* _What is expected_
Identify the lines that contain the word "icon", then copy them.

:: Exercise material ::

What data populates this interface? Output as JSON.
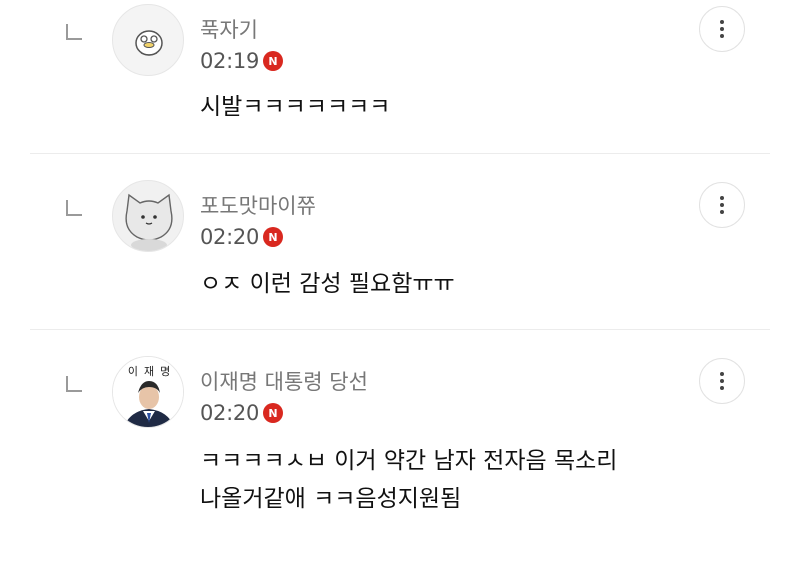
{
  "comments": [
    {
      "nickname": "푹자기",
      "time": "02:19",
      "badge": "N",
      "lines": [
        "시발ㅋㅋㅋㅋㅋㅋㅋ"
      ],
      "avatar_icon": "duck-character-icon"
    },
    {
      "nickname": "포도맛마이쮸",
      "time": "02:20",
      "badge": "N",
      "lines": [
        "ㅇㅈ 이런 감성 필요함ㅠㅠ"
      ],
      "avatar_icon": "cat-character-icon"
    },
    {
      "nickname": "이재명 대통령 당선",
      "time": "02:20",
      "badge": "N",
      "lines": [
        "ㅋㅋㅋㅋㅅㅂ 이거 약간 남자 전자음 목소리",
        "나올거같애 ㅋㅋ음성지원됨"
      ],
      "avatar_icon": "portrait-photo-icon",
      "avatar_text": [
        "이",
        "재",
        "명"
      ]
    }
  ],
  "colors": {
    "naver_badge": "#d9281f",
    "nickname": "#777777",
    "divider": "#ececec"
  }
}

:::

* _Written solution_
      "avatar_icon": "duck-character-icon"
      "avatar_icon": "cat-character-icon"
      "avatar_icon": "portrait-photo-icon",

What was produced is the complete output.